◆ **Requirement a**
Summarize the passage on choosing how many layers a network should have in two sentences.

It seems, just as with deep NNs, sort of random how many layers are used. Is this always trial and error? Sort of not very scientific!


Hi @Fusseldieb

It’s not totally random approach, it’s somewhat systematic search (scientific) and it depends on the problem at hand and your experience (art).

The art part is that you already tried different number of layers and nodes for similar datasets, so you kind of have a “feeling” how many, what type etc., you need to start iterating.

The scientific part is that there are different hyperparameter optimization techniques.

For example, one simple approach for illustration:

  • just take the mean (or mode) of the labels (predicted variable) and predict that (the dumbest model possible and measure further models against that (on accuracy or whatever metric is most important));
  • then the simplest possible configuration - a linear regression (one layer, number of nodes is equal to number of features); and check how much you improved;
  • then start increasing the numbers of layers (and nodes) and check for the rate of improvement; the increase of layers could be exponential (like 2, 4, 8, 16) so you could find the upper limit early and not waste compute. The complexity of your data might indicate if you need more of a deep network or a wide network.

◆ **Requirement b**
Copy, without changes, everything in the listing from the line containing "day-heading: Tue: [600, 745, 636, 771]" down to the line containing "caret-icon: [719, 479, 732, 487]", both included.

◆ **Records supplied**
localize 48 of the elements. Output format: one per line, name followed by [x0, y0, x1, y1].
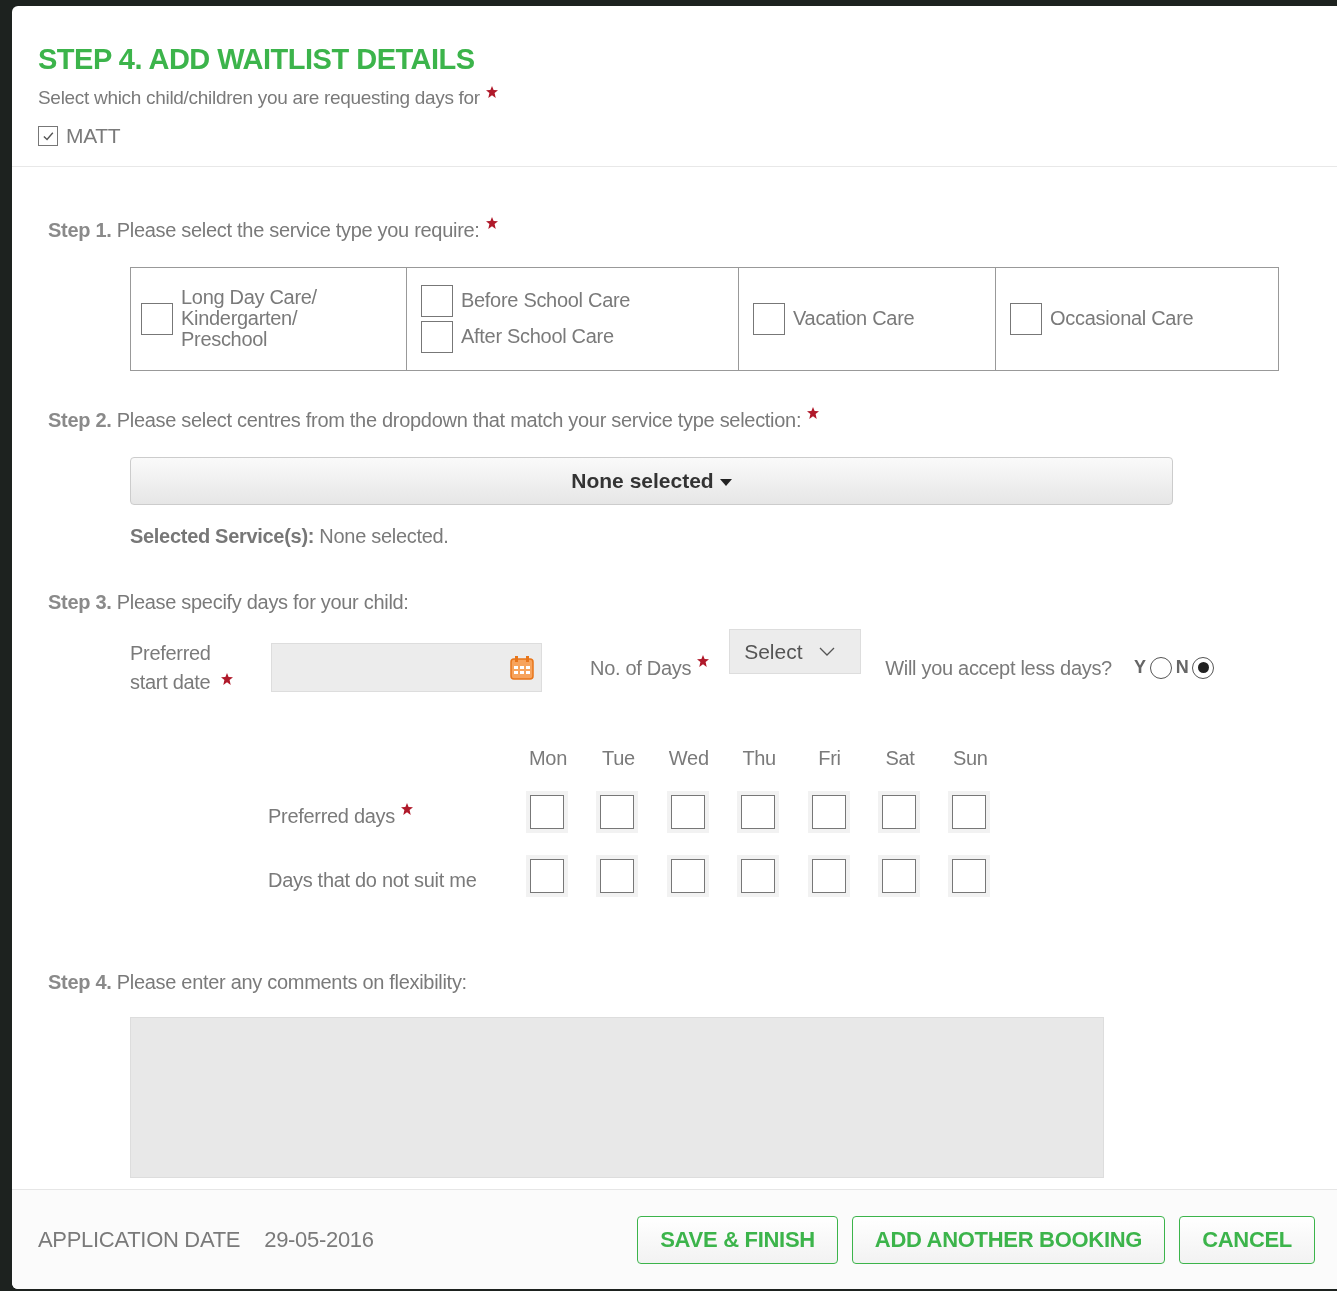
day-heading: Tue: [600, 745, 636, 771]
checkbox[interactable]: [421, 284, 453, 317]
field-label: Preferred start date: [130, 640, 212, 695]
step-heading: Step 3. Please specify days for your child:: [48, 589, 409, 615]
caret-icon: [719, 479, 732, 487]
radio-label: N: [1175, 656, 1189, 680]
question-text: Will you accept less days?: [885, 655, 1112, 681]
child-label: MATT: [66, 123, 121, 150]
prompt-text: Select which child/children you are requesting days for: [38, 85, 480, 110]
step-heading: Step 2. Please select centres from the dropdown that match your service type selection:: [48, 407, 802, 433]
checkbox[interactable]: [38, 126, 58, 147]
days-select[interactable]: Select: [729, 628, 862, 674]
centres-dropdown[interactable]: None selected: [130, 456, 1173, 505]
date-field[interactable]: [271, 643, 542, 693]
day-heading: Wed: [670, 745, 707, 771]
step-heading: Step 4. Please enter any comments on flexibility:: [48, 969, 467, 995]
service-option-label: Vacation Care: [793, 308, 915, 330]
footer-button[interactable]: ADD ANOTHER BOOKING: [851, 1215, 1166, 1264]
radio-label: Y: [1133, 656, 1146, 680]
radio-button[interactable]: [1149, 656, 1172, 679]
radio-button[interactable]: [1192, 656, 1215, 679]
row-label: Days that do not suit me: [268, 867, 477, 893]
checkbox[interactable]: [753, 302, 785, 335]
form-title: STEP 4. ADD WAITLIST DETAILS: [38, 44, 476, 76]
comments-field[interactable]: [130, 1016, 1104, 1178]
day-heading: Mon: [530, 745, 566, 771]
footer-button[interactable]: SAVE & FINISH: [637, 1215, 838, 1264]
chevron-icon: [818, 646, 835, 656]
service-option-label: Occasional Care: [1050, 308, 1194, 330]
check-icon: [41, 129, 55, 143]
day-heading: Sat: [884, 745, 916, 771]
checkbox[interactable]: [141, 302, 173, 335]
service-option-label: After School Care: [461, 326, 614, 348]
footer-button[interactable]: CANCEL: [1179, 1215, 1315, 1264]
application-date-label: APPLICATION DATE: [38, 1226, 241, 1254]
calendar-icon[interactable]: [509, 654, 535, 681]
checkbox[interactable]: [421, 320, 453, 353]
field-label: No. of Days: [590, 655, 692, 681]
day-heading: Sun: [952, 745, 989, 771]
service-option-label: Long Day Care/ Kindergarten/ Preschool: [181, 287, 318, 351]
day-heading: Thu: [741, 745, 777, 771]
selected-services-text: Selected Service(s): None selected.: [130, 523, 450, 549]
day-heading: Fri: [817, 745, 842, 771]
checkbox[interactable]: [1010, 302, 1042, 335]
service-option-label: Before School Care: [461, 290, 631, 312]
row-label: Preferred days: [268, 803, 395, 829]
application-date-value: 29-05-2016: [264, 1226, 374, 1254]
step-heading: Step 1. Please select the service type you require:: [48, 217, 480, 243]
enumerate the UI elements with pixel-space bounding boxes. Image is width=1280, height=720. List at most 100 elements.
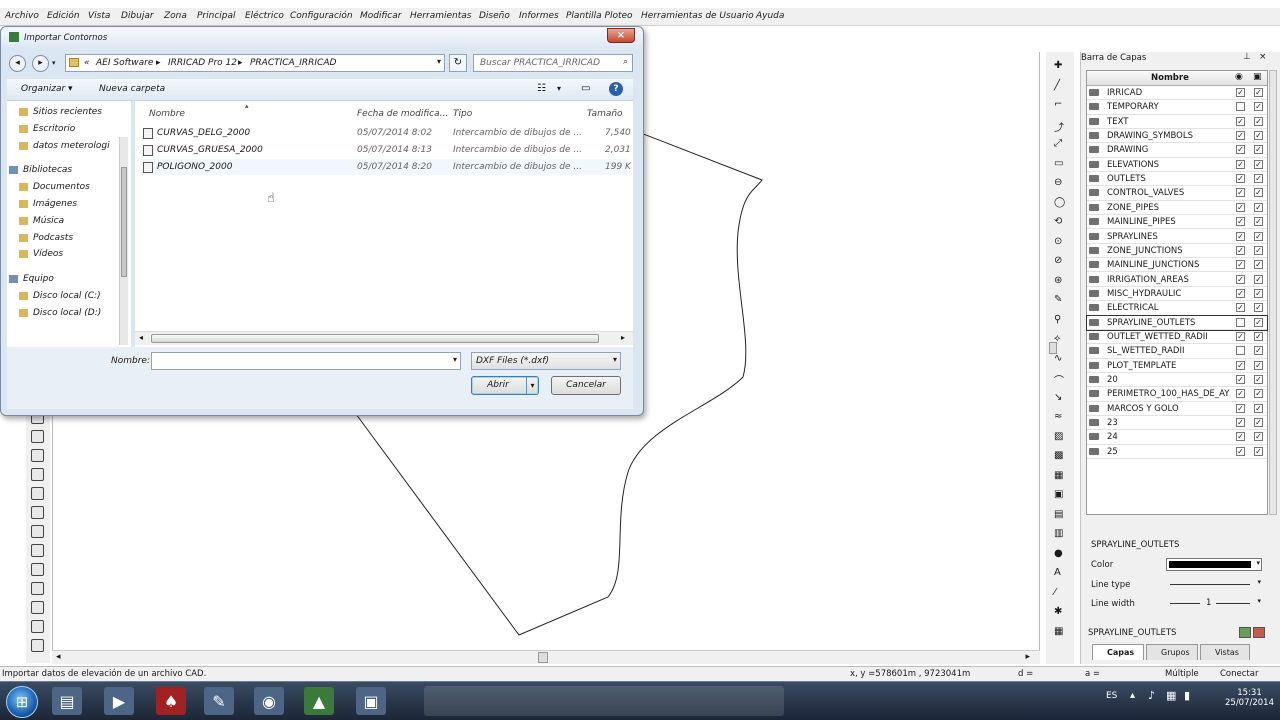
layer-lock-checkbox[interactable]: ✓ [1254, 245, 1263, 255]
layer-visible-checkbox[interactable]: ✓ [1236, 188, 1245, 198]
filename-input[interactable]: ▾ [151, 352, 461, 370]
acrobat-taskbar-icon[interactable]: ♠ [156, 687, 186, 715]
scroll-left-arrow[interactable]: ◂ [56, 652, 61, 662]
layer-visible-checkbox[interactable]: ✓ [1236, 389, 1245, 399]
layer-lock-checkbox[interactable]: ✓ [1254, 375, 1263, 384]
chevron-down-icon[interactable]: ▾ [437, 57, 441, 66]
draw-tool-icon[interactable]: ⌐ [1054, 99, 1066, 111]
layer-visible-checkbox[interactable]: ✓ [1236, 174, 1245, 184]
tool-icon[interactable] [31, 639, 44, 652]
layer-visible-checkbox[interactable]: ✓ [1236, 231, 1245, 241]
layer-lock-checkbox[interactable]: ✓ [1254, 432, 1263, 442]
layer-lock-checkbox[interactable]: ✓ [1254, 188, 1263, 198]
draw-tool-icon[interactable]: ▥ [1054, 528, 1066, 540]
menu-item-1[interactable]: Edición [47, 11, 80, 21]
layer-lock-checkbox[interactable]: ✓ [1254, 389, 1263, 399]
draw-tool-icon[interactable]: ⟡ [1054, 333, 1066, 345]
volume-icon[interactable]: ♪ [1148, 689, 1155, 702]
scroll-left-arrow[interactable]: ◂ [139, 333, 143, 342]
layer-visible-checkbox[interactable] [1236, 346, 1245, 356]
layer-visible-checkbox[interactable]: ✓ [1236, 303, 1245, 313]
layer-row[interactable]: IRRICAD ✓ ✓ [1087, 86, 1267, 101]
menu-item-13[interactable]: Herramientas de Usuario [641, 11, 754, 21]
layer-lock-checkbox[interactable]: ✓ [1254, 131, 1263, 141]
nav-item-favorite[interactable]: Escritorio [19, 124, 75, 134]
layer-lock-checkbox[interactable]: ✓ [1254, 288, 1263, 298]
breadcrumb-practica[interactable]: PRACTICA_IRRICAD [250, 58, 336, 68]
open-button[interactable]: Abrir ▾ [471, 376, 539, 395]
dialog-title-bar[interactable]: Importar Contornos × [1, 27, 643, 49]
scroll-right-arrow[interactable]: ▸ [621, 333, 625, 342]
status-mode[interactable]: Múltiple [1165, 669, 1199, 679]
draw-tool-icon[interactable]: ≈ [1054, 411, 1066, 423]
layer-row[interactable]: ELEVATIONS ✓ ✓ [1087, 158, 1267, 173]
nav-item-library[interactable]: Podcasts [19, 233, 73, 243]
current-layer[interactable]: SPRAYLINE_OUTLETS [1086, 626, 1236, 640]
pin-icon[interactable]: ⊥ [1243, 52, 1251, 62]
draw-tool-icon[interactable]: ▭ [1054, 158, 1066, 170]
file-list-hscroll-thumb[interactable] [151, 334, 599, 343]
layer-row[interactable]: ZONE_PIPES ✓ ✓ [1087, 201, 1267, 216]
layer-visible-checkbox[interactable]: ✓ [1236, 145, 1245, 155]
tool-icon[interactable] [31, 449, 44, 462]
organize-button[interactable]: Organizar ▾ [21, 84, 73, 94]
layer-lock-checkbox[interactable]: ✓ [1254, 331, 1263, 341]
layer-lock-checkbox[interactable]: ✓ [1254, 403, 1263, 413]
draw-tool-icon[interactable]: ● [1054, 548, 1066, 560]
cancel-button[interactable]: Cancelar [551, 376, 621, 395]
column-header-name[interactable]: Nombre [149, 109, 185, 119]
tab-grupos[interactable]: Grupos [1146, 644, 1198, 660]
power-icon[interactable]: ▮ [1184, 689, 1190, 702]
tab-vistas[interactable]: Vistas [1200, 644, 1250, 660]
search-input[interactable]: Buscar PRACTICA_IRRICAD ⌕ [473, 54, 633, 72]
layer-row[interactable]: PERIMETRO_100_HAS_DE_AY ✓ ✓ [1087, 387, 1267, 402]
nav-item-favorite[interactable]: datos meterologi [19, 141, 110, 151]
linetype-select[interactable]: ▾ [1166, 578, 1262, 591]
draw-tool-icon[interactable]: ◯ [1054, 197, 1066, 209]
layer-row[interactable]: MAINLINE_PIPES ✓ ✓ [1087, 215, 1267, 230]
irricad-taskbar-icon[interactable]: ▲ [304, 687, 334, 715]
draw-tool-icon[interactable]: ▦ [1054, 626, 1066, 638]
layer-lock-checkbox[interactable]: ✓ [1254, 260, 1263, 270]
column-header-date[interactable]: Fecha de modifica... [357, 109, 448, 119]
layer-visible-checkbox[interactable]: ✓ [1236, 403, 1245, 413]
layer-lock-checkbox[interactable]: ✓ [1254, 102, 1263, 112]
color-picker[interactable]: ▾ [1166, 558, 1262, 571]
file-row[interactable]: CURVAS_DELG_2000 05/07/2014 8:02 Intercamb… [143, 125, 633, 141]
file-list-hscroll[interactable]: ◂ ▸ [135, 331, 633, 345]
tab-capas[interactable]: Capas [1092, 644, 1144, 660]
preview-pane-icon[interactable]: ▭ [581, 83, 590, 94]
layer-visible-checkbox[interactable]: ✓ [1236, 360, 1245, 370]
layer-visible-checkbox[interactable]: ✓ [1236, 260, 1245, 270]
file-row[interactable]: POLIGONO_2000 05/07/2014 8:20 Intercambio … [143, 159, 631, 175]
layer-row[interactable]: MISC_HYDRAULIC ✓ ✓ [1087, 287, 1267, 302]
layer-row[interactable]: IRRIGATION_AREAS ✓ ✓ [1087, 273, 1267, 287]
breadcrumb-root[interactable]: « [84, 58, 90, 68]
layer-lock-checkbox[interactable]: ✓ [1254, 145, 1263, 155]
layer-visible-checkbox[interactable]: ✓ [1236, 217, 1245, 227]
layer-visible-checkbox[interactable]: ✓ [1236, 88, 1245, 97]
nav-scrollbar[interactable] [119, 137, 128, 345]
tray-arrow-icon[interactable]: ▴ [1130, 690, 1135, 701]
layer-lock-checkbox[interactable]: ✓ [1254, 116, 1263, 126]
layer-row[interactable]: OUTLET_WETTED_RADII ✓ ✓ [1087, 330, 1267, 345]
layer-visible-checkbox[interactable]: ✓ [1236, 116, 1245, 126]
draw-tool-icon[interactable]: ⤴ [1054, 119, 1066, 134]
refresh-button[interactable]: ↻ [449, 54, 467, 72]
nav-item-library[interactable]: Documentos [19, 182, 90, 192]
layer-visible-checkbox[interactable]: ✓ [1236, 331, 1245, 341]
tool-icon[interactable] [31, 582, 44, 595]
draw-tool-icon[interactable]: ⁄ [1054, 587, 1066, 599]
menu-item-3[interactable]: Dibujar [121, 11, 154, 21]
delete-layer-icon[interactable] [1253, 627, 1265, 638]
explorer-taskbar-icon[interactable]: ▤ [52, 687, 82, 715]
column-header-type[interactable]: Tipo [453, 109, 472, 119]
close-button[interactable]: × [607, 28, 635, 43]
layer-row[interactable]: ZONE_JUNCTIONS ✓ ✓ [1087, 244, 1267, 259]
layer-visible-checkbox[interactable]: ✓ [1236, 375, 1245, 384]
draw-tool-icon[interactable]: ▦ [1054, 470, 1066, 482]
draw-tool-icon[interactable]: ✱ [1054, 606, 1066, 618]
nav-item-library[interactable]: Música [19, 216, 64, 226]
new-folder-button[interactable]: Nueva carpeta [99, 84, 165, 94]
menu-item-7[interactable]: Configuración [290, 11, 353, 21]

◆ **Finished answer a**
The number of layers is not chosen at random but through a mix of experience with similar datasets and systematic hyperparameter optimization techniques. One simple approach is to start with a baseline that predicts the mean or mode of the labels, then try a linear regression, then increase the layers and nodes, possibly exponentially, while checking the rate of improvement.

◆ **Finished answer b**
day-heading: Tue: [600, 745, 636, 771]
checkbox[interactable]: [421, 284, 453, 317]
field-label: Preferred start date: [130, 640, 212, 695]
step-heading: Step 3. Please specify days for your child:: [48, 589, 409, 615]
caret-icon: [719, 479, 732, 487]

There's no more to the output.